[Saved entries]
##############################

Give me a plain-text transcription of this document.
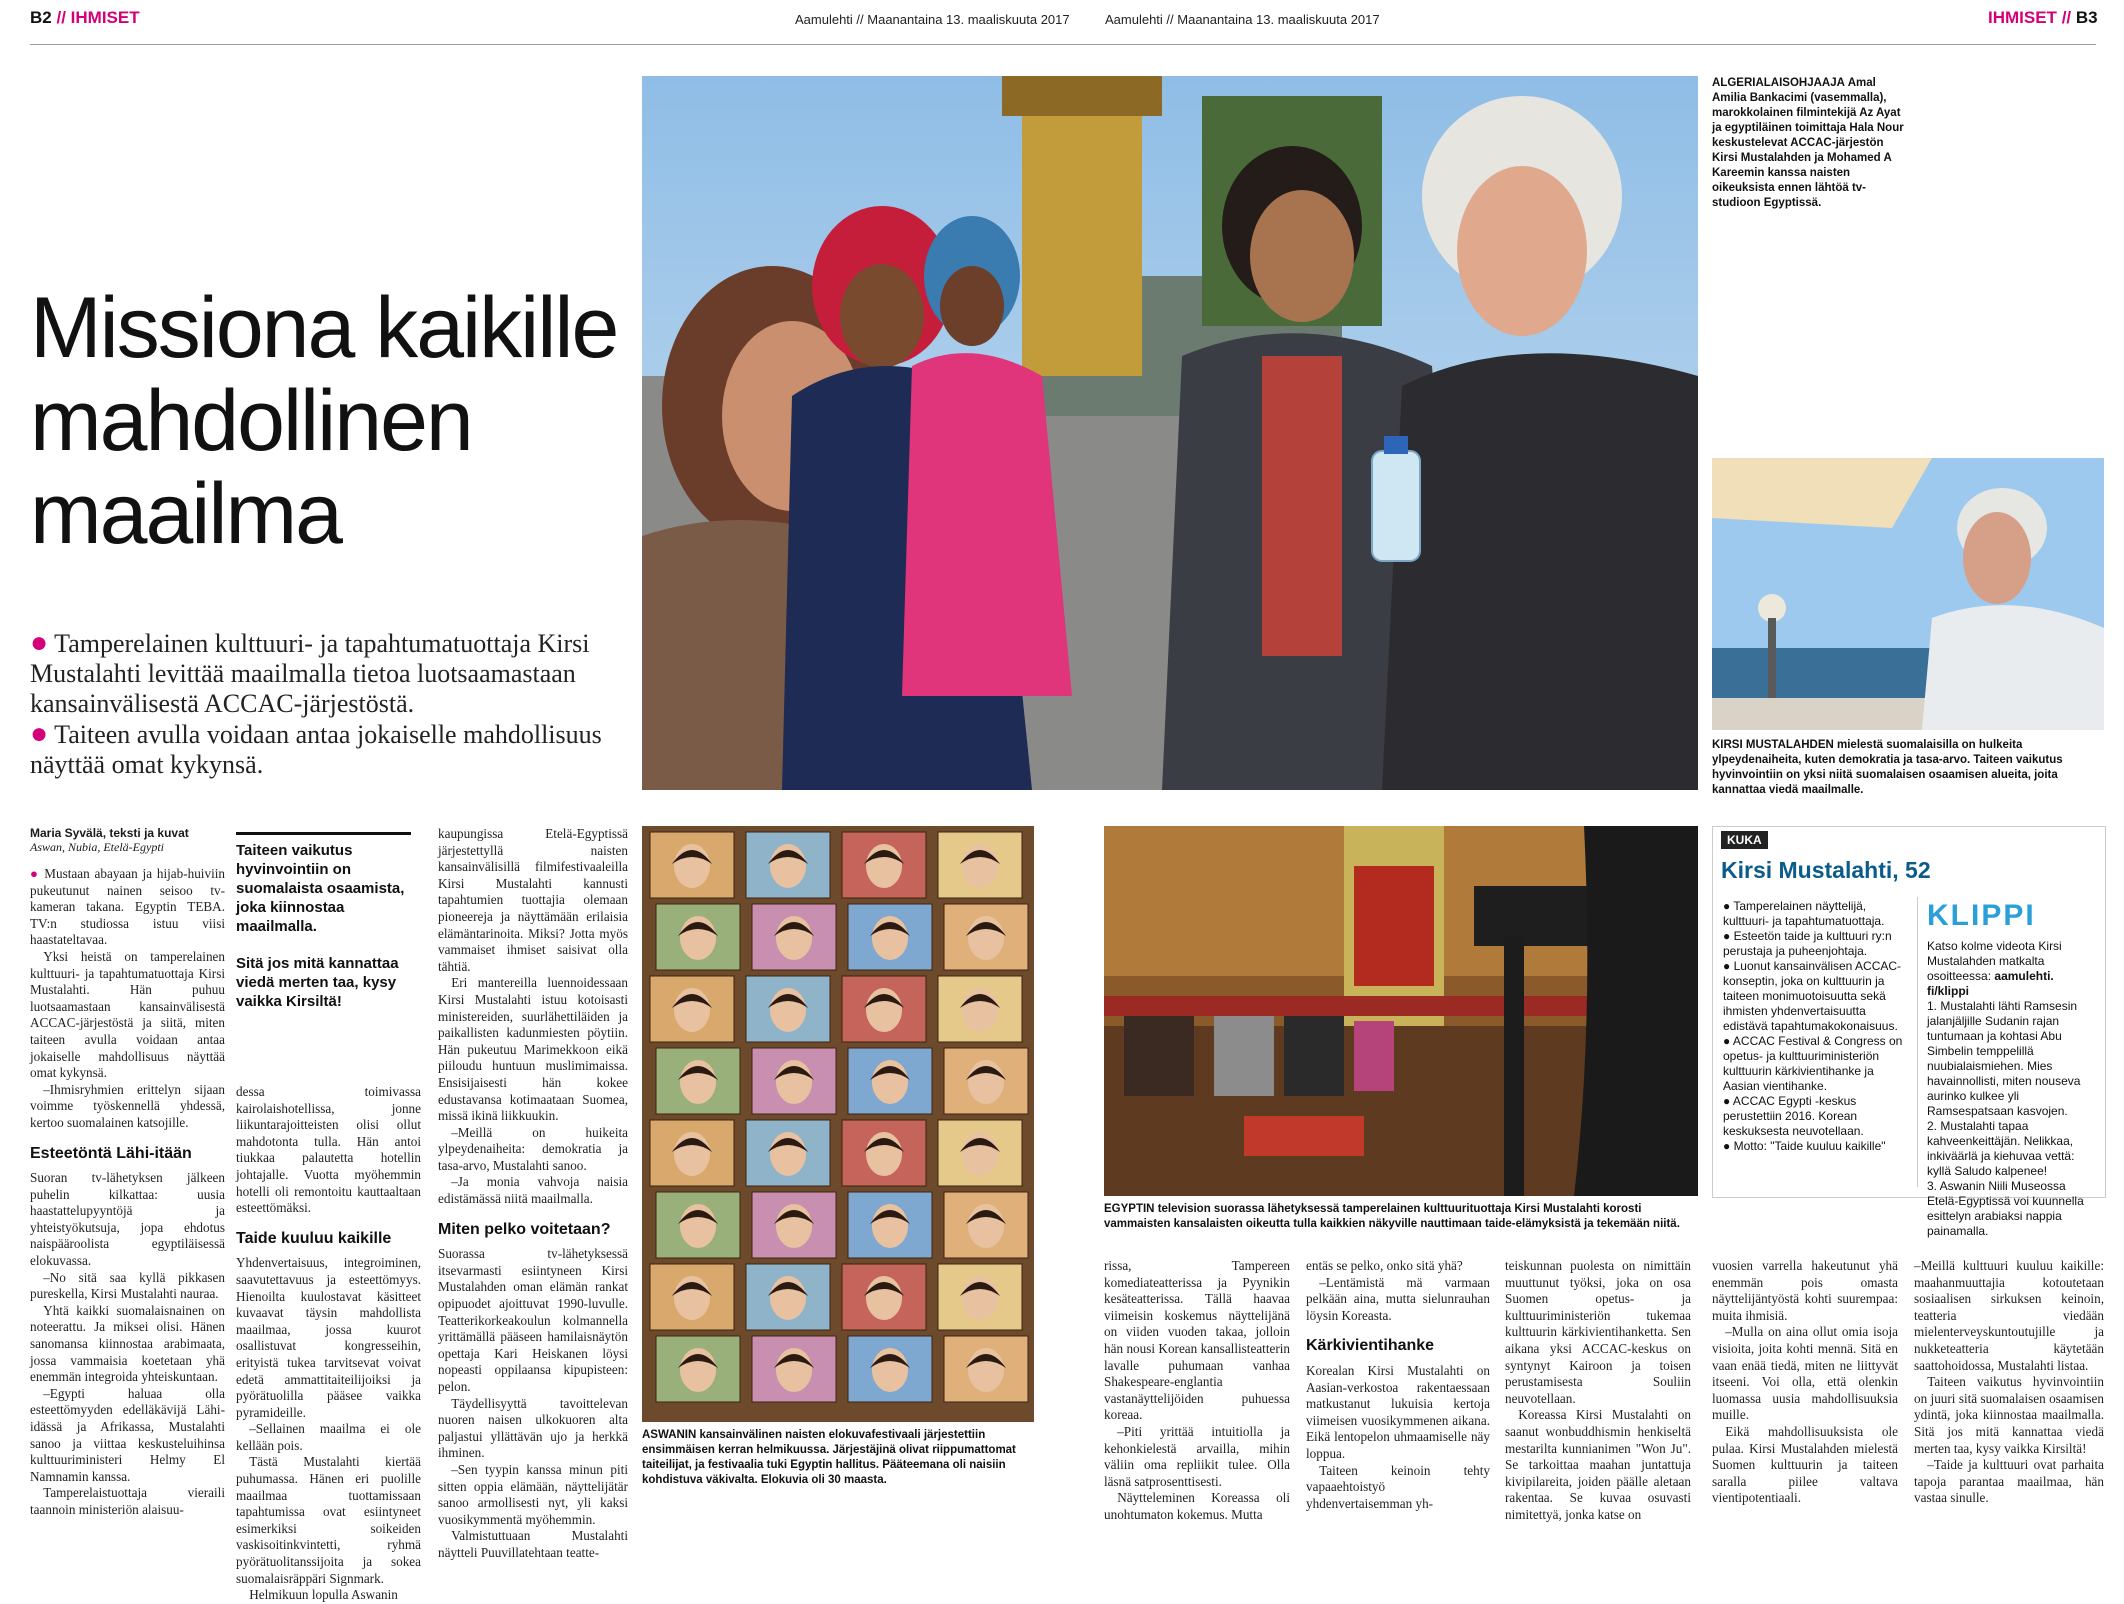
B2 // IHMISET	Aamulehti // Maanantaina 13. maaliskuuta 2017	Aamulehti // Maanantaina 13. maaliskuuta 2017	IHMISET // B3
Missiona kaikille
mahdollinen
maailma
● Tamperelainen kulttuuri- ja tapahtumatuottaja Kirsi Mustalahti levittää maailmalla tietoa luotsaamastaan kansainvälisestä ACCAC-järjestöstä.
● Taiteen avulla voidaan antaa jokaiselle mahdollisuus näyttää omat kykynsä.
ALGERIALAISOHJAAJA Amal Amilia Bankacimi (vasemmalla), marokkolainen filmintekijä Az Ayat ja egyptiläinen toimittaja Hala Nour keskustelevat ACCAC-järjestön Kirsi Mustalahden ja Mohamed A Kareemin kanssa naisten oikeuksista ennen lähtöä tv-studioon Egyptissä.
KIRSI MUSTALAHDEN mielestä suomalaisilla on hulkeita ylpeydenaiheita, kuten demokratia ja tasa-arvo. Taiteen vaikutus hyvinvointiin on yksi niitä suomalaisen osaamisen alueita, joita kannattaa viedä maailmalle.
Maria Syvälä, teksti ja kuvat
Aswan, Nubia, Etelä-Egypti

● Mustaan abayaan ja hijab-huiviin pukeutunut nainen seisoo tv-kameran takana. Egyptin TEBA. TV:n studiossa istuu viisi haastateltavaa.

Yksi heistä on tamperelainen kulttuuri- ja tapahtumatuottaja Kirsi Mustalahti. Hän puhuu luotsaamastaan kansainvälisestä ACCAC-järjestöstä ja siitä, miten taiteen avulla voidaan antaa jokaiselle mahdollisuus näyttää omat kykynsä.

–Ihmisryhmien erittelyn sijaan voimme työskennellä yhdessä, kertoo suomalainen katsojille.

Esteetöntä Lähi-itään

Suoran tv-lähetyksen jälkeen puhelin kilkattaa: uusia haastattelupyyntöjä ja yhteistyökutsuja, jopa ehdotus naispääroolista egyptiläisessä elokuvassa.

–No sitä saa kyllä pikkasen pureskella, Kirsi Mustalahti nauraa.

Yhtä kaikki suomalaisnainen on noteerattu. Ja miksei olisi. Hänen sanomansa kiinnostaa arabimaata, jossa vammaisia koetetaan yhä enemmän integroida yhteiskuntaan.

–Egypti haluaa olla esteettömyyden edelläkävijä Lähi-idässä ja Afrikassa, Mustalahti sanoo ja viittaa keskusteluihinsa kulttuuriministeri Helmy El Namnamin kanssa.

Tamperelaistuottaja vieraili taannoin ministeriön alaisuu-

Taiteen vaikutus hyvinvointiin on suomalaista osaamista, joka kiinnostaa maailmalla.
Sitä jos mitä kannattaa viedä merten taa, kysy vaikka Kirsiltä!

dessa toimivassa kairolaishotellissa, jonne liikuntarajoitteisten olisi ollut mahdotonta tulla. Hän antoi tiukkaa palautetta hotellin johtajalle. Vuotta myöhemmin hotelli oli remontoitu kauttaaltaan esteettömäksi.

Taide kuuluu kaikille

Yhdenvertaisuus, integroiminen, saavutettavuus ja esteettömyys. Hienoilta kuulostavat käsitteet kuvaavat täysin mahdollista maailmaa, jossa kuurot osallistuvat kongresseihin, erityistä tukea tarvitsevat voivat edetä ammattitaiteilijoiksi ja pyörätuolilla pääsee vaikka pyramideille.

–Sellainen maailma ei ole kellään pois.

Tästä Mustalahti kiertää puhumassa. Hänen eri puolille maailmaa tuottamissaan tapahtumissa ovat esiintyneet esimerkiksi soikeiden vaskisoitinkvintetti, ryhmä pyörätuolitanssijoita ja sokea suomalaisräppäri Signmark.

Helmikuun lopulla Aswanin

kaupungissa Etelä-Egyptissä järjestettyllä naisten kansainvälisillä filmifestivaaleilla Kirsi Mustalahti kannusti tapahtumien tuottajia olemaan pioneereja ja näyttämään erilaisia elämäntarinoita. Miksi? Jotta myös vammaiset ihmiset saisivat olla tähtiä.

Eri mantereilla luennoidessaan Kirsi Mustalahti istuu kotoisasti ministereiden, suurlähettiläiden ja paikallisten kadunmiesten pöytiin. Hän pukeutuu Marimekkoon eikä piiloudu huntuun muslimimaissa. Ensisijaisesti hän kokee edustavansa kotimaataan Suomea, missä ikinä liikkuukin.

–Meillä on huikeita ylpeydenaiheita: demokratia ja tasa-arvo, Mustalahti sanoo.

–Ja monia vahvoja naisia edistämässä niitä maailmalla.

Miten pelko voitetaan?

Suorassa tv-lähetyksessä itsevarmasti esiintyneen Kirsi Mustalahden oman elämän rankat opipuodet ajoittuvat 1990-luvulle. Teatterikorkeakoulun kolmannella yrittämällä pääseen hamilaisnäytön opettaja Kari Heiskanen löysi nopeasti oppilaansa kipupisteen: pelon.

Täydellisyyttä tavoittelevan nuoren naisen ulkokuoren alta paljastui yllättävän ujo ja herkkä ihminen.

–Sen tyypin kanssa minun piti sitten oppia elämään, näyttelijätär sanoo armollisesti nyt, yli kaksi vuosikymmentä myöhemmin.

Valmistuttuaan Mustalahti näytteli Puuvillatehtaan teatte-

ASWANIN kansainvälinen naisten elokuvafestivaali järjestettiin ensimmäisen kerran helmikuussa. Järjestäjinä olivat riippumattomat taiteilijat, ja festivaalia tuki Egyptin hallitus. Pääteemana oli naisiin kohdistuva väkivalta. Elokuvia oli 30 maasta.
EGYPTIN television suorassa lähetyksessä tamperelainen kulttuurituottaja Kirsi Mustalahti korosti vammaisten kansalaisten oikeutta tulla kaikkien näkyville nauttimaan taide-elämyksistä ja tekemään niitä.

rissa, Tampereen komediateatterissa ja Pyynikin kesäteatterissa. Tällä haavaa viimeisin koskemus näyttelijänä on viiden vuoden takaa, jolloin hän nousi Korean kansallisteatterin lavalle puhumaan vanhaa Shakespeare-englantia vastanäyttelijöiden puhuessa koreaa.

–Piti yrittää intuitiolla ja kehonkielestä arvailla, mihin väliin oma repliikit tulee. Olla läsnä satprosenttisesti.

Näytteleminen Koreassa oli unohtumaton kokemus. Mutta

entäs se pelko, onko sitä yhä?

–Lentämistä mä varmaan pelkään aina, mutta sielunrauhan löysin Koreasta.

Kärkivientihanke

Korealan Kirsi Mustalahti on Aasian-verkostoa rakentaessaan matkustanut lukuisia kertoja viimeisen vuosikymmenen aikana. Eikä lentopelon uhmaamiselle näy loppua.

Taiteen keinoin tehty vapaaehtoistyö yhdenvertaisemman yh-

teiskunnan puolesta on nimittäin muuttunut työksi, joka on osa Suomen opetus- ja kulttuuriministeriön tukemaa kulttuurin kärkivientihanketta. Sen aikana yksi ACCAC-keskus on syntynyt Kairoon ja toisen perustamisesta Souliin neuvotellaan.

Koreassa Kirsi Mustalahti on saanut wonbuddhismin henkiseltä mestarilta kunnianimen "Won Ju". Se tarkoittaa maahan juntattuja kivipilareita, joiden päälle aletaan rakentaa. Se kuvaa osuvasti nimitettyä, jonka katse on

vuosien varrella hakeutunut yhä enemmän pois omasta näyttelijäntyöstä kohti suurempaa: muita ihmisiä.

–Mulla on aina ollut omia isoja visioita, joita kohti mennä. Sitä en vaan enää tiedä, miten ne liittyvät itseeni. Voi olla, että olenkin luomassa uusia mahdollisuuksia muille.

Eikä mahdollisuuksista ole pulaa. Kirsi Mustalahden mielestä Suomen kulttuurin ja taiteen saralla piilee valtava vientipotentiaali.

–Meillä kulttuuri kuuluu kaikille: maahanmuuttajia kotoutetaan sosiaalisen sirkuksen keinoin, teatteria viedään mielenterveyskuntoutujille ja nukketeatteria käytetään saattohoidossa, Mustalahti listaa.

Taiteen vaikutus hyvinvointiin on juuri sitä suomalaisen osaamisen ydintä, joka kiinnostaa maailmalla. Sitä jos mitä kannattaa viedä merten taa, kysy vaikka Kirsiltä!

–Taide ja kulttuuri ovat parhaita tapoja parantaa maailmaa, hän vastaa sinulle.

KUKA
Kirsi Mustalahti, 52
● Tamperelainen näyttelijä, kulttuuri- ja tapahtumatuottaja.
● Esteetön taide ja kulttuuri ry:n perustaja ja puheenjohtaja.
● Luonut kansainvälisen ACCAC-konseptin, joka on kulttuurin ja taiteen monimuotoisuutta sekä ihmisten yhdenvertaisuutta edistävä tapahtumakokonaisuus.
● ACCAC Festival & Congress on opetus- ja kulttuuriministeriön kulttuurin kärkivientihanke ja Aasian vientihanke.
● ACCAC Egypti -keskus perustettiin 2016. Korean keskuksesta neuvotellaan.
● Motto: "Taide kuuluu kaikille"
KLIPPI
Katso kolme videota Kirsi Mustalahden matkalta osoitteessa: aamulehti. fi/klippi
1. Mustalahti lähti Ramsesin jalanjäljille Sudanin rajan tuntumaan ja kohtasi Abu Simbelin temppelillä nuubialaismiehen. Mies havainnollisti, miten nouseva aurinko kulkee yli Ramsespatsaan kasvojen.
2. Mustalahti tapaa kahveenkeittäjän. Nelikkaa, inkiväärlä ja kiehuvaa vettä: kyllä Saludo kalpenee!
3. Aswanin Niili Museossa Etelä-Egyptissä voi kuunnella esittelyn arabiaksi nappia painamalla.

##############################

--- DESCRIPTION OF THE TASK ---
Copy each line of the listing that contains the string "Koreassa".

--- RESULT OF THIS TASK ---
Näytteleminen Koreassa oli unohtumaton kokemus. Mutta
Koreassa Kirsi Mustalahti on saanut wonbuddhismin henkiseltä mestarilta kunnianimen "Won Ju". Se tarkoittaa maahan juntattuja kivipilareita, joiden päälle aletaan rakentaa. Se kuvaa osuvasti nimitettyä, jonka katse on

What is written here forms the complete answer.